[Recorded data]
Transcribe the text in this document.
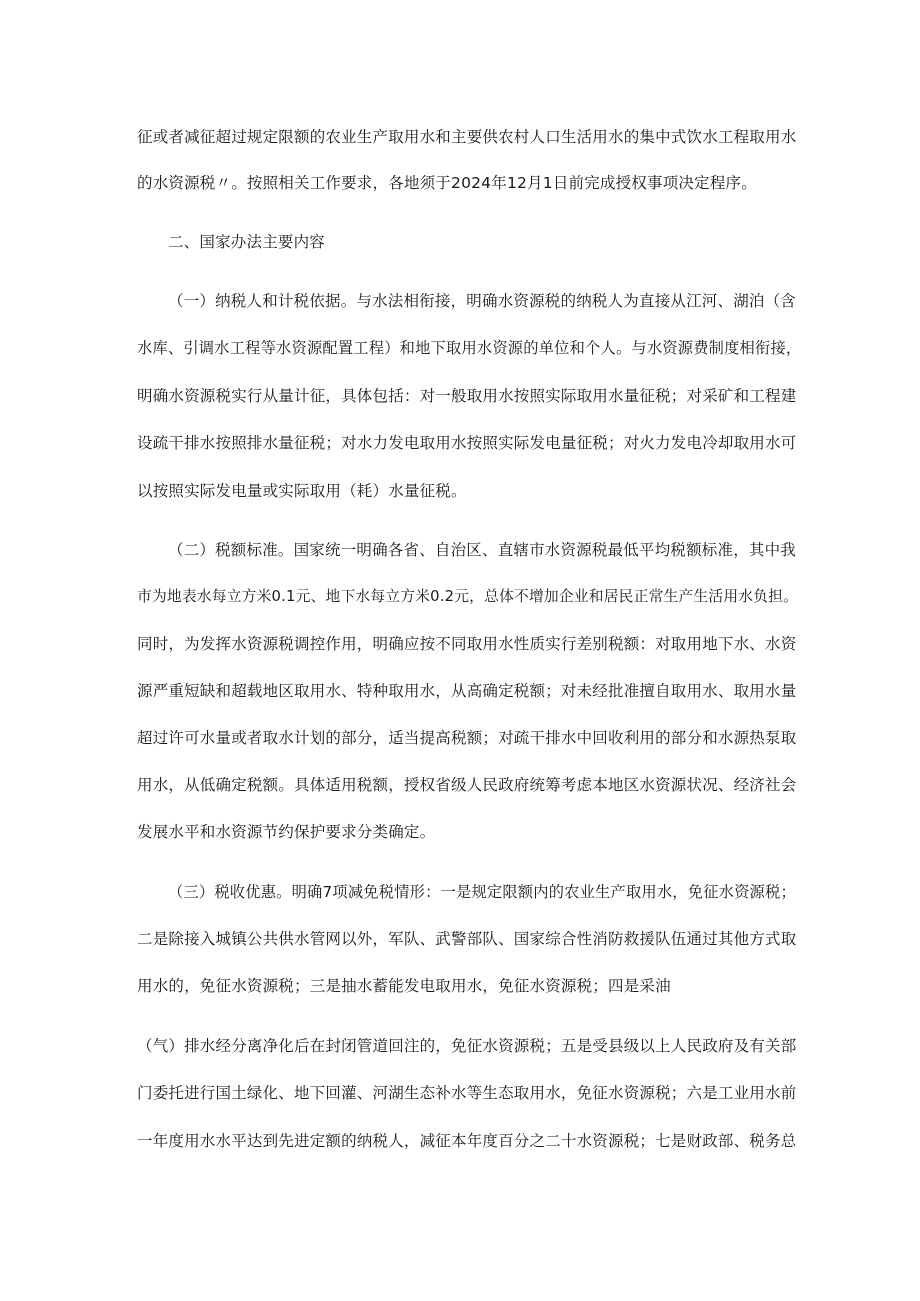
征或者减征超过规定限额的农业生产取用水和主要供农村人口生活用水的集中式饮水工程取用水
的水资源税〃。按照相关工作要求，各地须于2024年12月1日前完成授权事项决定程序。
二、国家办法主要内容
（一）纳税人和计税依据。与水法相衔接，明确水资源税的纳税人为直接从江河、湖泊（含
水库、引调水工程等水资源配置工程）和地下取用水资源的单位和个人。与水资源费制度相衔接，
明确水资源税实行从量计征，具体包括：对一般取用水按照实际取用水量征税；对采矿和工程建
设疏干排水按照排水量征税；对水力发电取用水按照实际发电量征税；对火力发电冷却取用水可
以按照实际发电量或实际取用（耗）水量征税。
（二）税额标准。国家统一明确各省、自治区、直辖市水资源税最低平均税额标准，其中我
市为地表水每立方米0.1元、地下水每立方米0.2元，总体不增加企业和居民正常生产生活用水负担。
同时，为发挥水资源税调控作用，明确应按不同取用水性质实行差别税额：对取用地下水、水资
源严重短缺和超载地区取用水、特种取用水，从高确定税额；对未经批准擅自取用水、取用水量
超过许可水量或者取水计划的部分，适当提高税额；对疏干排水中回收利用的部分和水源热泵取
用水，从低确定税额。具体适用税额，授权省级人民政府统筹考虑本地区水资源状况、经济社会
发展水平和水资源节约保护要求分类确定。
（三）税收优惠。明确7项减免税情形：一是规定限额内的农业生产取用水，免征水资源税；
二是除接入城镇公共供水管网以外，军队、武警部队、国家综合性消防救援队伍通过其他方式取
用水的，免征水资源税；三是抽水蓄能发电取用水，免征水资源税；四是采油
（气）排水经分离净化后在封闭管道回注的，免征水资源税；五是受县级以上人民政府及有关部
门委托进行国土绿化、地下回灌、河湖生态补水等生态取用水，免征水资源税；六是工业用水前
一年度用水水平达到先进定额的纳税人，减征本年度百分之二十水资源税；七是财政部、税务总
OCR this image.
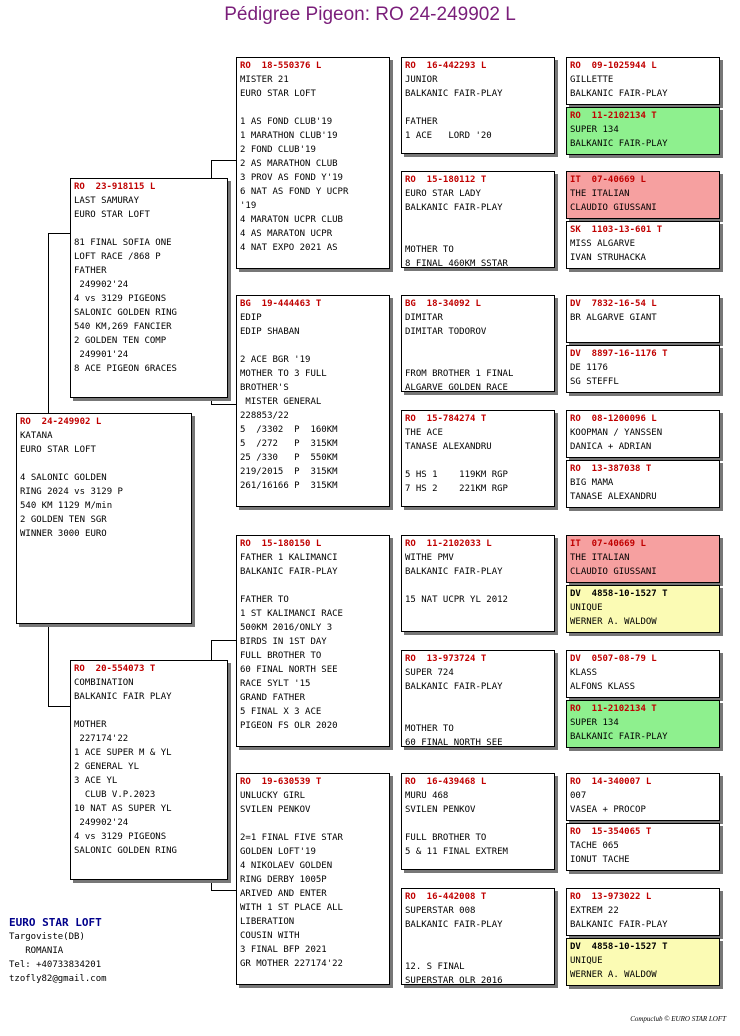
Pédigree Pigeon: RO 24-249902 L
RO  24-249902 L
KATANA
EURO STAR LOFT

4 SALONIC GOLDEN
RING 2024 vs 3129 P
540 KM 1129 M/min
2 GOLDEN TEN SGR
WINNER 3000 EURO
RO  23-918115 L
LAST SAMURAY
EURO STAR LOFT

81 FINAL SOFIA ONE
LOFT RACE /868 P
FATHER
249902'24
4 vs 3129 PIGEONS
SALONIC GOLDEN RING
540 KM,269 FANCIER
2 GOLDEN TEN COMP
249901'24
8 ACE PIGEON 6RACES
RO  20-554073 T
COMBINATION
BALKANIC FAIR PLAY

MOTHER
227174'22
1 ACE SUPER M & YL
2 GENERAL YL
3 ACE YL
CLUB V.P.2023
10 NAT AS SUPER YL
249902'24
4 vs 3129 PIGEONS
SALONIC GOLDEN RING
RO  18-550376 L
MISTER 21
EURO STAR LOFT

1 AS FOND CLUB'19
1 MARATHON CLUB'19
2 FOND CLUB'19
2 AS MARATHON CLUB
3 PROV AS FOND Y'19
6 NAT AS FOND Y UCPR
'19
4 MARATON UCPR CLUB
4 AS MARATON UCPR
4 NAT EXPO 2021 AS
BG  19-444463 T
EDIP
EDIP SHABAN

2 ACE BGR '19
MOTHER TO 3 FULL
BROTHER'S
MISTER GENERAL
228853/22
5  /3302  P  160KM
5  /272   P  315KM
25 /330   P  550KM
219/2015  P  315KM
261/16166 P  315KM
RO  15-180150 L
FATHER 1 KALIMANCI
BALKANIC FAIR-PLAY

FATHER TO
1 ST KALIMANCI RACE
500KM 2016/ONLY 3
BIRDS IN 1ST DAY
FULL BROTHER TO
60 FINAL NORTH SEE
RACE SYLT '15
GRAND FATHER
5 FINAL X 3 ACE
PIGEON FS OLR 2020
RO  19-630539 T
UNLUCKY GIRL
SVILEN PENKOV

2=1 FINAL FIVE STAR
GOLDEN LOFT'19
4 NIKOLAEV GOLDEN
RING DERBY 1005P
ARIVED AND ENTER
WITH 1 ST PLACE ALL
LIBERATION
COUSIN WITH
3 FINAL BFP 2021
GR MOTHER 227174'22
RO  16-442293 L
JUNIOR
BALKANIC FAIR-PLAY

FATHER
1 ACE   LORD '20
RO  15-180112 T
EURO STAR LADY
BALKANIC FAIR-PLAY

MOTHER TO
8 FINAL 460KM SSTAR
BG  18-34092 L
DIMITAR
DIMITAR TODOROV

FROM BROTHER 1 FINAL
ALGARVE GOLDEN RACE
RO  15-784274 T
THE ACE
TANASE ALEXANDRU

5 HS 1    119KM RGP
7 HS 2    221KM RGP
RO  11-2102033 L
WITHE PMV
BALKANIC FAIR-PLAY

15 NAT UCPR YL 2012
RO  13-973724 T
SUPER 724
BALKANIC FAIR-PLAY

MOTHER TO
60 FINAL NORTH SEE
RO  16-439468 L
MURU 468
SVILEN PENKOV

FULL BROTHER TO
5 & 11 FINAL EXTREM
RO  16-442008 T
SUPERSTAR 008
BALKANIC FAIR-PLAY

12. S FINAL
SUPERSTAR OLR 2016
RO  09-1025944 L
GILLETTE
BALKANIC FAIR-PLAY
RO  11-2102134 T
SUPER 134
BALKANIC FAIR-PLAY
IT  07-40669 L
THE ITALIAN
CLAUDIO GIUSSANI
SK  1103-13-601 T
MISS ALGARVE
IVAN STRUHACKA
DV  7832-16-54 L
BR ALGARVE GIANT
DV  8897-16-1176 T
DE 1176
SG STEFFL
RO  08-1200096 L
KOOPMAN / YANSSEN
DANICA + ADRIAN
RO  13-387038 T
BIG MAMA
TANASE ALEXANDRU
IT  07-40669 L
THE ITALIAN
CLAUDIO GIUSSANI
DV  4858-10-1527 T
UNIQUE
WERNER A. WALDOW
DV  0507-08-79 L
KLASS
ALFONS KLASS
RO  11-2102134 T
SUPER 134
BALKANIC FAIR-PLAY
RO  14-340007 L
007
VASEA + PROCOP
RO  15-354065 T
TACHE 065
IONUT TACHE
RO  13-973022 L
EXTREM 22
BALKANIC FAIR-PLAY
DV  4858-10-1527 T
UNIQUE
WERNER A. WALDOW
EURO STAR LOFT
Targoviste(DB)
ROMANIA
Tel: +40733834201
tzofly82@gmail.com
Compuclub © EURO STAR LOFT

WHAT TO WORK ON: Among the lines of the material, find those that hold the word "this" and copy them.

ANSWER FOR THE TASK:
Transcribe the text in this document.
OCR this image.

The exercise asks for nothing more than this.